• WORK TO BE COMPLETED: Write out the entire listing below exactly, with the pictures left out.

## START RECORDS TO PROCESS

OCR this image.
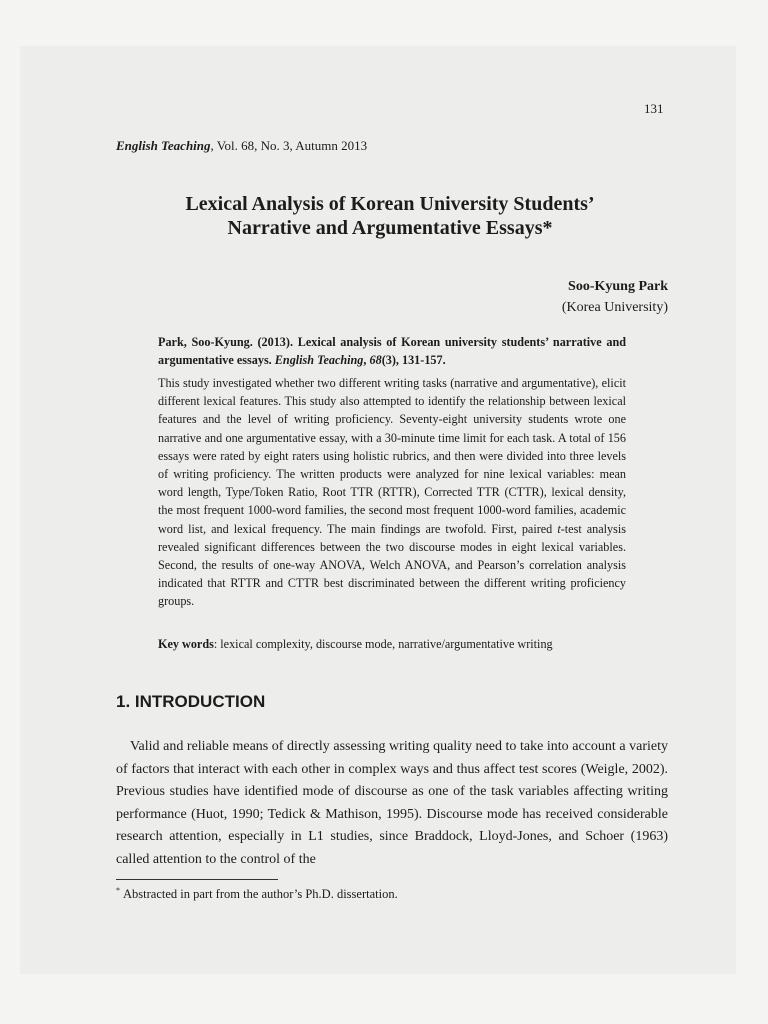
131
English Teaching, Vol. 68, No. 3, Autumn 2013
Lexical Analysis of Korean University Students’
Narrative and Argumentative Essays*
Soo-Kyung Park
(Korea University)
Park, Soo-Kyung. (2013). Lexical analysis of Korean university students’ narrative and argumentative essays. English Teaching, 68(3), 131-157.
This study investigated whether two different writing tasks (narrative and argumentative), elicit different lexical features. This study also attempted to identify the relationship between lexical features and the level of writing proficiency. Seventy-eight university students wrote one narrative and one argumentative essay, with a 30-minute time limit for each task. A total of 156 essays were rated by eight raters using holistic rubrics, and then were divided into three levels of writing proficiency. The written products were analyzed for nine lexical variables: mean word length, Type/Token Ratio, Root TTR (RTTR), Corrected TTR (CTTR), lexical density, the most frequent 1000-word families, the second most frequent 1000-word families, academic word list, and lexical frequency. The main findings are twofold. First, paired t-test analysis revealed significant differences between the two discourse modes in eight lexical variables. Second, the results of one-way ANOVA, Welch ANOVA, and Pearson’s correlation analysis indicated that RTTR and CTTR best discriminated between the different writing proficiency groups.
Key words: lexical complexity, discourse mode, narrative/argumentative writing
1. INTRODUCTION
Valid and reliable means of directly assessing writing quality need to take into account a variety of factors that interact with each other in complex ways and thus affect test scores (Weigle, 2002). Previous studies have identified mode of discourse as one of the task variables affecting writing performance (Huot, 1990; Tedick & Mathison, 1995). Discourse mode has received considerable research attention, especially in L1 studies, since Braddock, Lloyd-Jones, and Schoer (1963) called attention to the control of the
* Abstracted in part from the author’s Ph.D. dissertation.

## END RECORDS TO PROCESS

• EXERCISE RESPONSE:
OCR this image.
131
English Teaching, Vol. 68, No. 3, Autumn 2013
Lexical Analysis of Korean University Students’
Narrative and Argumentative Essays*
Soo-Kyung Park
(Korea University)
Park, Soo-Kyung. (2013). Lexical analysis of Korean university students’ narrative and argumentative essays. English Teaching, 68(3), 131-157.
This study investigated whether two different writing tasks (narrative and argumentative), elicit different lexical features. This study also attempted to identify the relationship between lexical features and the level of writing proficiency. Seventy-eight university students wrote one narrative and one argumentative essay, with a 30-minute time limit for each task. A total of 156 essays were rated by eight raters using holistic rubrics, and then were divided into three levels of writing proficiency. The written products were analyzed for nine lexical variables: mean word length, Type/Token Ratio, Root TTR (RTTR), Corrected TTR (CTTR), lexical density, the most frequent 1000-word families, the second most frequent 1000-word families, academic word list, and lexical frequency. The main findings are twofold. First, paired t-test analysis revealed significant differences between the two discourse modes in eight lexical variables. Second, the results of one-way ANOVA, Welch ANOVA, and Pearson’s correlation analysis indicated that RTTR and CTTR best discriminated between the different writing proficiency groups.
Key words: lexical complexity, discourse mode, narrative/argumentative writing
1. INTRODUCTION
Valid and reliable means of directly assessing writing quality need to take into account a variety of factors that interact with each other in complex ways and thus affect test scores (Weigle, 2002). Previous studies have identified mode of discourse as one of the task variables affecting writing performance (Huot, 1990; Tedick & Mathison, 1995). Discourse mode has received considerable research attention, especially in L1 studies, since Braddock, Lloyd-Jones, and Schoer (1963) called attention to the control of the
* Abstracted in part from the author’s Ph.D. dissertation.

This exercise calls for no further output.